• QUÉ HACER
1. Reproduce al pie de la letra el pasaje del artículo sobre el ayuntamiento de Almería que arranca en "Hace algunos años" y acaba tras "de Alianza Popular.".
2. ¿Cómo seguiría el artículo sobre el ayuntamiento de Almería? Escribe el tramo que viene justo después de su última frase.

─── FRAGMENTO

Los muertos no caben en un sobre

Marcial Vázquez

Hace algunos años muchos comprendimos que pedirle a la derecha de este país que fuese democrática era algo totalmente imposible, porque políticamente son fascistas y alérgicos a la democracia. Ya lo dijo Fraga cuando le preguntaban por las primarias en el PP: eso de la democracia no va con nosotros. Posiblemente la mayor verdad que dijo en su vida el fundador de Alianza Popular.

El problema llega cuando uno espera que ya que son fascistas por lo menos sean decentes. Sin embargo tampoco es así. Ni demócratas ni decentes, porque la decencia no es algo que se enjuague con agua bendita o se compre con 4 ave Marías, sino que se lleva de frente y se demuestra en tus actos. Ya lo dijo la Biblia, “por sus hechos los conoceréis”, y a estas alturas son tantos los hechos que se acumulan en su haber que conocer al gobierno municipal del ayuntamiento de Almería se ha convertido en un juego de alto riesgo para corazones no aptos a políticas indecentes. Porque el problema llega cuando un gobierno no solo no respeta los derechos de los vivos sino que también vulnera el derecho de los muertos, y después del cobro indebido del IBI durante muchos años sin que nadie se diese cuenta de nada, ahora llega un nuevo capítulo de este alcalde ignominioso que tiene a su favor el no enterarse de nada porque está más entretenido en calentar su asiento del Senado que en defender a los ciudadanos almerienses. Un vicio, por otro lado, que no es exclusivo de los habitantes de la capital: ni los almerienses ni los roqueteros tienen un alcalde efectivo que se preocupe de ellos porque prefieren irse al Senado o buscar nuevos nichos de negocio político en la Diputación de Almería. ¿Sabéis como se llama a esto que hacen Luis Rogelio y Gabriel Amat? Estafa política, desprecio institucional y personalismo mesiánico. Y por supuesto incompetencia ejecutiva.

──────
─── DATOS A EXAMINAR

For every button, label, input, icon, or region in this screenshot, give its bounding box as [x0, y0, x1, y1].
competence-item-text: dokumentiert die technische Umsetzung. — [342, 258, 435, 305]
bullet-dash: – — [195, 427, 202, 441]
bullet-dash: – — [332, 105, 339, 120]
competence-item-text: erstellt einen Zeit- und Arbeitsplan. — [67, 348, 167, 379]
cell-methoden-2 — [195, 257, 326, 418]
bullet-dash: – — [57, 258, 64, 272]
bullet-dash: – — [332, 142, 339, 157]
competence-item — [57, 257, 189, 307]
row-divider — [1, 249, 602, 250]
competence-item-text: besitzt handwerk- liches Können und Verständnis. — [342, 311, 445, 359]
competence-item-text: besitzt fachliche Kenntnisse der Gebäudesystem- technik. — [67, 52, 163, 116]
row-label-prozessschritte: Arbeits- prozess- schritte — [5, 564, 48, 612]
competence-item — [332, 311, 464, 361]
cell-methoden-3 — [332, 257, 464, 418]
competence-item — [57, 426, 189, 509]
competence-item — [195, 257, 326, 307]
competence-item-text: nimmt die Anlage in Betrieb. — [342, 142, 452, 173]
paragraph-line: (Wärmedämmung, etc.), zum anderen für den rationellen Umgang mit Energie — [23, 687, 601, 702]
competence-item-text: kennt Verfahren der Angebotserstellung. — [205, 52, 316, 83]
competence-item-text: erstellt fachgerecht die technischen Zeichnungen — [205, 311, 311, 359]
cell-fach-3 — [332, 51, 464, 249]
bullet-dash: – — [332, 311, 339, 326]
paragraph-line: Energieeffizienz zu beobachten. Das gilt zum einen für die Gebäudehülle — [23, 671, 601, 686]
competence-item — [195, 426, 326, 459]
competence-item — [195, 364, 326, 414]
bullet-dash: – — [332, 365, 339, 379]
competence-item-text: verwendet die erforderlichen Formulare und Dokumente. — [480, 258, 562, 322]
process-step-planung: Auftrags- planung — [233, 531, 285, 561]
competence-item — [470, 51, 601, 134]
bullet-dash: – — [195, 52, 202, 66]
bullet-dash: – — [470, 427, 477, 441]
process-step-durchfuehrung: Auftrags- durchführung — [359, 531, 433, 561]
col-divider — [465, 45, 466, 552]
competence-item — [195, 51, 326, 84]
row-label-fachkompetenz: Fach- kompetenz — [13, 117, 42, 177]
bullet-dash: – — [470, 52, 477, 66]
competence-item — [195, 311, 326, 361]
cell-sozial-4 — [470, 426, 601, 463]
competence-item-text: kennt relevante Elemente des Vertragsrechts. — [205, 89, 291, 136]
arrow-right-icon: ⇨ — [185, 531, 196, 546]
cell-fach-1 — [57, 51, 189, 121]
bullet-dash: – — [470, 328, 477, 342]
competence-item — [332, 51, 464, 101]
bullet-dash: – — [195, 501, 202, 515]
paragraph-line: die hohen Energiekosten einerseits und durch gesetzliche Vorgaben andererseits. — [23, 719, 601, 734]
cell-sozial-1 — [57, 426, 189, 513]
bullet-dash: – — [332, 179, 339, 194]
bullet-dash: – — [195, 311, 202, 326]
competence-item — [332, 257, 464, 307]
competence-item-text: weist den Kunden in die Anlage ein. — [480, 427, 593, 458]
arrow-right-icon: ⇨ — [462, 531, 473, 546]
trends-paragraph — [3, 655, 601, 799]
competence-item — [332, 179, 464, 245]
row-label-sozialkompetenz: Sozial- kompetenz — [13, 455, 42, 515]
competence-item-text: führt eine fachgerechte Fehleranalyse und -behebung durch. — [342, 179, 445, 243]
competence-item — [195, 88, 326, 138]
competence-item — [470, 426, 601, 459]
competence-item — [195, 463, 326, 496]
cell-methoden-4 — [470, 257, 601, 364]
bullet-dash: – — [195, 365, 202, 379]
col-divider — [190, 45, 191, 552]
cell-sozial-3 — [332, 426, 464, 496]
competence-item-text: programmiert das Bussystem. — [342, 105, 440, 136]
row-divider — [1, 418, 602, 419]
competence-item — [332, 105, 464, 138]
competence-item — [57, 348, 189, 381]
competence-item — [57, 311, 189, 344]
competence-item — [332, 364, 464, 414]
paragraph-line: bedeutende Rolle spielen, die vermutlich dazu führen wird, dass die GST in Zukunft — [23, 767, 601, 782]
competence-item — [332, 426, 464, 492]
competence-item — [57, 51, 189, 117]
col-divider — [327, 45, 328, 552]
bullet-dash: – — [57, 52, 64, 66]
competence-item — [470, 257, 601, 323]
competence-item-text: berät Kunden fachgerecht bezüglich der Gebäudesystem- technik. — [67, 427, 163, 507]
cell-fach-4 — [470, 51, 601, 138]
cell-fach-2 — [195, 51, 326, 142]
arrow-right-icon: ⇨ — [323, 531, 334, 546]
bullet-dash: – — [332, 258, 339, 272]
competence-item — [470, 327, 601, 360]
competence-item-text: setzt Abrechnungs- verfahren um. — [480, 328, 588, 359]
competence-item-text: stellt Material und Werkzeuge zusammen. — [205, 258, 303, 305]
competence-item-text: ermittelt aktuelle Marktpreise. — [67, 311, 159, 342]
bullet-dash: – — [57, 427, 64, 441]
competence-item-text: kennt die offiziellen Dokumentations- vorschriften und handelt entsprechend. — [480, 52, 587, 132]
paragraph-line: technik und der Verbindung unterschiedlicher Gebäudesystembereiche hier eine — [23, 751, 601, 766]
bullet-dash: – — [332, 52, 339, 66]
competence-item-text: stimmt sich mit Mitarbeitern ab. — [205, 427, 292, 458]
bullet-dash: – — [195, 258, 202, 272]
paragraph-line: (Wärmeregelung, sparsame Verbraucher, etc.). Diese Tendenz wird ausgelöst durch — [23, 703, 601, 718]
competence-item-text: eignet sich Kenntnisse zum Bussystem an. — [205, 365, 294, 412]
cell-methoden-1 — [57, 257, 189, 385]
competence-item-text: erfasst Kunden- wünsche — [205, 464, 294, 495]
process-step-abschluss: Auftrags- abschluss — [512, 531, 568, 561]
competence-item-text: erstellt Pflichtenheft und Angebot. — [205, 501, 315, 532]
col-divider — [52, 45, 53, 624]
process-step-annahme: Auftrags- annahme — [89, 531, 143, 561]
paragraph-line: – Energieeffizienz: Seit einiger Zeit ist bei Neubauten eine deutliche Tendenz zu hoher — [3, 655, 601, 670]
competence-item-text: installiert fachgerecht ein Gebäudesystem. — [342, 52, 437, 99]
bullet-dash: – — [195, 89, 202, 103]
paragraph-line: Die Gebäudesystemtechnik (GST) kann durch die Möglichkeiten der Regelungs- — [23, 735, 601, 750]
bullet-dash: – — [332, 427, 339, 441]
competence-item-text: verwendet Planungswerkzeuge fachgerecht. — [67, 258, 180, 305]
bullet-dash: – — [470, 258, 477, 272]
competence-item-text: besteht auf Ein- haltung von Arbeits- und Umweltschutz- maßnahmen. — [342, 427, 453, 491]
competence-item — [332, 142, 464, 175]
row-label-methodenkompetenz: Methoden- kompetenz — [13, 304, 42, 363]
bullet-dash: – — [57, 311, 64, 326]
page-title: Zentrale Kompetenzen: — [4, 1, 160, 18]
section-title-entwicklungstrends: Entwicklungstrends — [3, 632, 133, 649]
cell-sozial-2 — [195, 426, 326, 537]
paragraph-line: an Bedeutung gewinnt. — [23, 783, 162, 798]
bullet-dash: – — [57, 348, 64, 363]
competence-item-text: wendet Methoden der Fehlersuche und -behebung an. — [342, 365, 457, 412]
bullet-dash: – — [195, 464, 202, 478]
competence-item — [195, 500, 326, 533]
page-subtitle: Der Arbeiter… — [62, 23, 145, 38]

──────

• RESULTADOS POR TAREA
1.
Hace algunos años muchos comprendimos que pedirle a la derecha de este país que fuese democrática era algo totalmente imposible, porque políticamente son fascistas y alérgicos a la democracia. Ya lo dijo Fraga cuando le preguntaban por las primarias en el PP: eso de la democracia no va con nosotros. Posiblemente la mayor verdad que dijo en su vida el fundador de Alianza Popular.

2.
Decía esto de los muertos porque hace unas semanas pude conocer de primera mano la historia absurda y directamente corrompida de la nueva concesionaria de servicios del cementerio de San José. En primer lugar esta historia está corrompida porque la argumentación del Ayuntamiento para justificar que este servicio sea privado se basa en una mentira empírica: y es que aseguraron que mediante la concesión privada las tasas municipales no subirían para los almerienses. Ya solo en el 2012 un incremento del 7,30%. Seguimos. Casualmente el incremento de dichas tasas tendría que haberse aprobado en enero de 2011, justo antes de las elecciones municipales. Hasta agosto, una vez ya pasados por las urnas, no se aprueba la subida. Una subida que se sumaría al posterior incremento del gobierno fascista de Rajoy de un 8% de IVA en las funerarias al 21%. En este caso hay que comprender que en tiempos de crisis, la muerte es de los pocos negocios seguros. También ser del PP, como hemos comprobado hace pocos días con el superávit en las cuentas del partido de 9,54 millones de euros.

Pero no contentos con esto, aparecen una serie de irregularidades que van desde el pliego y posterior ordenanza a capricho de la nueva empresa a tener que indemnizar con 7 millones de euros a la anterior concesionaria, además de permitir a FUNESER la creación de un crematorio, algo que denegaron a CEAL. Por no hablar de las quejas de los marmolistas con las lápidas.

No voy a entretenerme a explicar los pormenores de las diversas tasas y condiciones del ayuntamiento respecto al cementerio y al traslado de los fallecidos porque son, directamente, una burla para los vivos y un insulto para la memoria de los muertos. Lo mejor que se puede decir a los almerienses que pasen dificultades económicas en estos momentos es que, si puede ser, no se mueran aquí, ni permitan a ningún familiar que tengan a su cargo que lo haga. El cementerio de Almería no es un cementerio para pobres, porque para este ayuntamiento han sido más importantes los intereses privados de una empresa con sede en Alicante que la más mínima humanidad y respeto por los ciudadanos que pagan sus impuestos.

¿Cuál es, en definitiva, la explicación final de todo esto? Teniendo en cuenta la cadena de casualidades siempre en beneficio de una empresa privada que hace un negocio fabuloso con los almerienses, no hace falta que lo diga, porque creo que se me sobre entiende. Los muertos no caben en un sobre, pero otras cosas, como la desvergüenza, desde luego que sí.